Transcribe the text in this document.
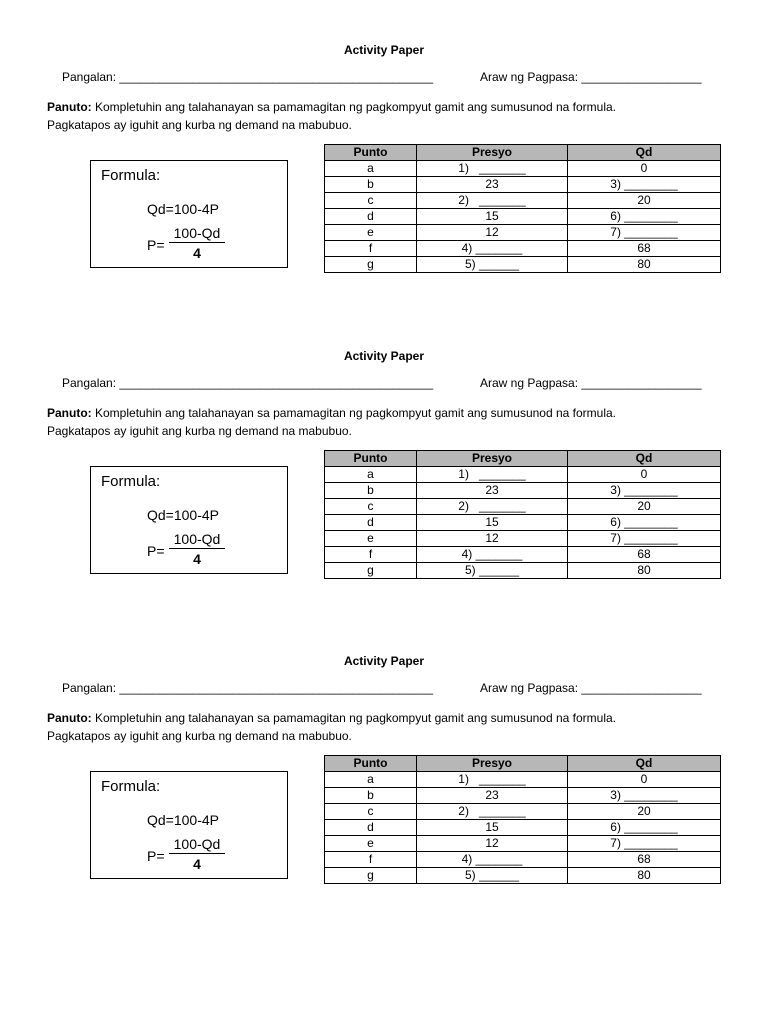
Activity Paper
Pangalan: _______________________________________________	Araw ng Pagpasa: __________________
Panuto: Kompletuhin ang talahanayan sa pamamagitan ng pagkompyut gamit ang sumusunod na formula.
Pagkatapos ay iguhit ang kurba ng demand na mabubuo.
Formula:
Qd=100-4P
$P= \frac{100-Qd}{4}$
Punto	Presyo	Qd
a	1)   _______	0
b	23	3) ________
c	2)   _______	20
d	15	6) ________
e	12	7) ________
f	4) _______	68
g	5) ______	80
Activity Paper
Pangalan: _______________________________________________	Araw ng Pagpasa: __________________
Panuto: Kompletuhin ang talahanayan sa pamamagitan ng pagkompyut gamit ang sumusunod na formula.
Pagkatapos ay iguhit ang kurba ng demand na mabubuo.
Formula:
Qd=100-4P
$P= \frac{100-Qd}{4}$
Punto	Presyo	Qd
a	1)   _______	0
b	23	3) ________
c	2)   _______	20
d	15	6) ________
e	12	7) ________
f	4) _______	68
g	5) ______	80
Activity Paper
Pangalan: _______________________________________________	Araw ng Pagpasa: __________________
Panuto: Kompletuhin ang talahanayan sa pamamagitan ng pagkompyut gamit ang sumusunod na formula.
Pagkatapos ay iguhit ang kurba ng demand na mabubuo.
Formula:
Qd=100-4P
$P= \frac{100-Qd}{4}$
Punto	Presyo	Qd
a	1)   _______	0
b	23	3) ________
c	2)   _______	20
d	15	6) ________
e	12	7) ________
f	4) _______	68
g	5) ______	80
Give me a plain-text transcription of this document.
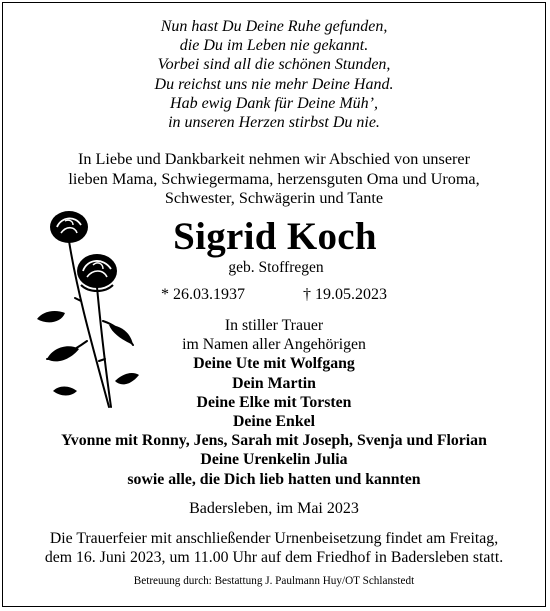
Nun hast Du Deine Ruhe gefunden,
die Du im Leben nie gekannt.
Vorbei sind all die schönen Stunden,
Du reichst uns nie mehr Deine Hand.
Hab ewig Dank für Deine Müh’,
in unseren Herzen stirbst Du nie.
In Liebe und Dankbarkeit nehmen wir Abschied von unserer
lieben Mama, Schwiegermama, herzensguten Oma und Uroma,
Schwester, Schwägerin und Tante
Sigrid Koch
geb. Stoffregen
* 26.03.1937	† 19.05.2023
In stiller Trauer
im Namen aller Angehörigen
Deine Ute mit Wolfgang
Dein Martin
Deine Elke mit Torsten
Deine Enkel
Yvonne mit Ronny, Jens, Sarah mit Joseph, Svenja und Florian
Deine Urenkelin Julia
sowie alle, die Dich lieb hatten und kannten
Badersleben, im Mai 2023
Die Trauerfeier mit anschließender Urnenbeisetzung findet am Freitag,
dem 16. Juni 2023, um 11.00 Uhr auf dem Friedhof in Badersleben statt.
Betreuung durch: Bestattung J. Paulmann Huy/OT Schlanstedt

■ WHAT THIS TASK INVOLVES ■
Pictures in the records should not appear in your copy, but everything else must be transcribed exactly.

■ SOLUTION ■
Transcribe the text in this document.
Activity Paper
Pangalan: _______________________________________________	Araw ng Pagpasa: __________________
Panuto: Kompletuhin ang talahanayan sa pamamagitan ng pagkompyut gamit ang sumusunod na formula.
Pagkatapos ay iguhit ang kurba ng demand na mabubuo.
Formula:
Qd=100-4P
$P= \frac{100-Qd}{4}$
Punto	Presyo	Qd
a	1)   _______	0
b	23	3) ________
c	2)   _______	20
d	15	6) ________
e	12	7) ________
f	4) _______	68
g	5) ______	80
Activity Paper
Pangalan: _______________________________________________	Araw ng Pagpasa: __________________
Panuto: Kompletuhin ang talahanayan sa pamamagitan ng pagkompyut gamit ang sumusunod na formula.
Pagkatapos ay iguhit ang kurba ng demand na mabubuo.
Formula:
Qd=100-4P
$P= \frac{100-Qd}{4}$
Punto	Presyo	Qd
a	1)   _______	0
b	23	3) ________
c	2)   _______	20
d	15	6) ________
e	12	7) ________
f	4) _______	68
g	5) ______	80
Activity Paper
Pangalan: _______________________________________________	Araw ng Pagpasa: __________________
Panuto: Kompletuhin ang talahanayan sa pamamagitan ng pagkompyut gamit ang sumusunod na formula.
Pagkatapos ay iguhit ang kurba ng demand na mabubuo.
Formula:
Qd=100-4P
$P= \frac{100-Qd}{4}$
Punto	Presyo	Qd
a	1)   _______	0
b	23	3) ________
c	2)   _______	20
d	15	6) ________
e	12	7) ________
f	4) _______	68
g	5) ______	80
Give me a plain-text transcription of this document.
Nun hast Du Deine Ruhe gefunden,
die Du im Leben nie gekannt.
Vorbei sind all die schönen Stunden,
Du reichst uns nie mehr Deine Hand.
Hab ewig Dank für Deine Müh’,
in unseren Herzen stirbst Du nie.
In Liebe und Dankbarkeit nehmen wir Abschied von unserer
lieben Mama, Schwiegermama, herzensguten Oma und Uroma,
Schwester, Schwägerin und Tante
Sigrid Koch
geb. Stoffregen
* 26.03.1937	† 19.05.2023
In stiller Trauer
im Namen aller Angehörigen
Deine Ute mit Wolfgang
Dein Martin
Deine Elke mit Torsten
Deine Enkel
Yvonne mit Ronny, Jens, Sarah mit Joseph, Svenja und Florian
Deine Urenkelin Julia
sowie alle, die Dich lieb hatten und kannten
Badersleben, im Mai 2023
Die Trauerfeier mit anschließender Urnenbeisetzung findet am Freitag,
dem 16. Juni 2023, um 11.00 Uhr auf dem Friedhof in Badersleben statt.
Betreuung durch: Bestattung J. Paulmann Huy/OT Schlanstedt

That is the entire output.